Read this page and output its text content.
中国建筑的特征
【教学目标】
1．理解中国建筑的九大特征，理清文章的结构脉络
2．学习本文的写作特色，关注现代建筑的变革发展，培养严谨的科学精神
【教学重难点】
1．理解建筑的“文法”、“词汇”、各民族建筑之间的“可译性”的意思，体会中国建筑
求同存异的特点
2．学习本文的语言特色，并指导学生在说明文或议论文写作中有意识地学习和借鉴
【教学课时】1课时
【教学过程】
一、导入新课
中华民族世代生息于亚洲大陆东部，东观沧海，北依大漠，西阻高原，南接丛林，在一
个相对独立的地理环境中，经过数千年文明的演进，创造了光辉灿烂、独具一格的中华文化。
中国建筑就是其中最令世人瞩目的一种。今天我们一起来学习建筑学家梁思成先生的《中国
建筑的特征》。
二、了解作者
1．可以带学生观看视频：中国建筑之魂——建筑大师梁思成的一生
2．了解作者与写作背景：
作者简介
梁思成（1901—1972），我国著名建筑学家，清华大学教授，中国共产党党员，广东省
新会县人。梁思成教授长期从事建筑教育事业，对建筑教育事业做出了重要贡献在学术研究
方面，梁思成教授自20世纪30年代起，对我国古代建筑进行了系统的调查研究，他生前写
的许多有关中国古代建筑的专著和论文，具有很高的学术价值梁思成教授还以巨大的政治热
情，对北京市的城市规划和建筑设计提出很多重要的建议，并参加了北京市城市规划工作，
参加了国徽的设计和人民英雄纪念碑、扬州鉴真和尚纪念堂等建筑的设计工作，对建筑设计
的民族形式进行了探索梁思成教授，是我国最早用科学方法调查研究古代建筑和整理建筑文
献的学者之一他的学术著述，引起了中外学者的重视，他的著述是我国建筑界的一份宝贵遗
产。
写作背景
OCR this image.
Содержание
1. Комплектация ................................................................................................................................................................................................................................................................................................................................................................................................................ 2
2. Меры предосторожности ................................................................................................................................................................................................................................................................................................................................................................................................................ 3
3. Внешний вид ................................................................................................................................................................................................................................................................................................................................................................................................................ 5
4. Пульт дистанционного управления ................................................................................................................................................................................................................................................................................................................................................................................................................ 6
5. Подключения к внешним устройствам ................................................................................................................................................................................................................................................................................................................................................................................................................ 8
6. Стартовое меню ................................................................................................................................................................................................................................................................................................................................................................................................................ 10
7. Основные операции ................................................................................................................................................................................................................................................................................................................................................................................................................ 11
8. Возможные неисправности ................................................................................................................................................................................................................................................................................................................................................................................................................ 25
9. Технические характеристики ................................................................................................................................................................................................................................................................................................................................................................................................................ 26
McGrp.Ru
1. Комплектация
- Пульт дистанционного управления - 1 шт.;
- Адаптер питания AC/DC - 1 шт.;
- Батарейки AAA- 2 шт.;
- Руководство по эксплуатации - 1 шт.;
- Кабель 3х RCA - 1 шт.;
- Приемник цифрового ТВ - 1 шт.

**SHORT EXERCISE**: Reproduce the entire listing word for word.

**RESPONSE TO THIS TASK**:
Read this page and output its text content.
中国建筑的特征
【教学目标】
1．理解中国建筑的九大特征，理清文章的结构脉络
2．学习本文的写作特色，关注现代建筑的变革发展，培养严谨的科学精神
【教学重难点】
1．理解建筑的“文法”、“词汇”、各民族建筑之间的“可译性”的意思，体会中国建筑
求同存异的特点
2．学习本文的语言特色，并指导学生在说明文或议论文写作中有意识地学习和借鉴
【教学课时】1课时
【教学过程】
一、导入新课
中华民族世代生息于亚洲大陆东部，东观沧海，北依大漠，西阻高原，南接丛林，在一
个相对独立的地理环境中，经过数千年文明的演进，创造了光辉灿烂、独具一格的中华文化。
中国建筑就是其中最令世人瞩目的一种。今天我们一起来学习建筑学家梁思成先生的《中国
建筑的特征》。
二、了解作者
1．可以带学生观看视频：中国建筑之魂——建筑大师梁思成的一生
2．了解作者与写作背景：
作者简介
梁思成（1901—1972），我国著名建筑学家，清华大学教授，中国共产党党员，广东省
新会县人。梁思成教授长期从事建筑教育事业，对建筑教育事业做出了重要贡献在学术研究
方面，梁思成教授自20世纪30年代起，对我国古代建筑进行了系统的调查研究，他生前写
的许多有关中国古代建筑的专著和论文，具有很高的学术价值梁思成教授还以巨大的政治热
情，对北京市的城市规划和建筑设计提出很多重要的建议，并参加了北京市城市规划工作，
参加了国徽的设计和人民英雄纪念碑、扬州鉴真和尚纪念堂等建筑的设计工作，对建筑设计
的民族形式进行了探索梁思成教授，是我国最早用科学方法调查研究古代建筑和整理建筑文
献的学者之一他的学术著述，引起了中外学者的重视，他的著述是我国建筑界的一份宝贵遗
产。
写作背景
OCR this image.
Содержание
1. Комплектация ................................................................................................................................................................................................................................................................................................................................................................................................................ 2
2. Меры предосторожности ................................................................................................................................................................................................................................................................................................................................................................................................................ 3
3. Внешний вид ................................................................................................................................................................................................................................................................................................................................................................................................................ 5
4. Пульт дистанционного управления ................................................................................................................................................................................................................................................................................................................................................................................................................ 6
5. Подключения к внешним устройствам ................................................................................................................................................................................................................................................................................................................................................................................................................ 8
6. Стартовое меню ................................................................................................................................................................................................................................................................................................................................................................................................................ 10
7. Основные операции ................................................................................................................................................................................................................................................................................................................................................................................................................ 11
8. Возможные неисправности ................................................................................................................................................................................................................................................................................................................................................................................................................ 25
9. Технические характеристики ................................................................................................................................................................................................................................................................................................................................................................................................................ 26
McGrp.Ru
1. Комплектация
- Пульт дистанционного управления - 1 шт.;
- Адаптер питания AC/DC - 1 шт.;
- Батарейки AAA- 2 шт.;
- Руководство по эксплуатации - 1 шт.;
- Кабель 3х RCA - 1 шт.;
- Приемник цифрового ТВ - 1 шт.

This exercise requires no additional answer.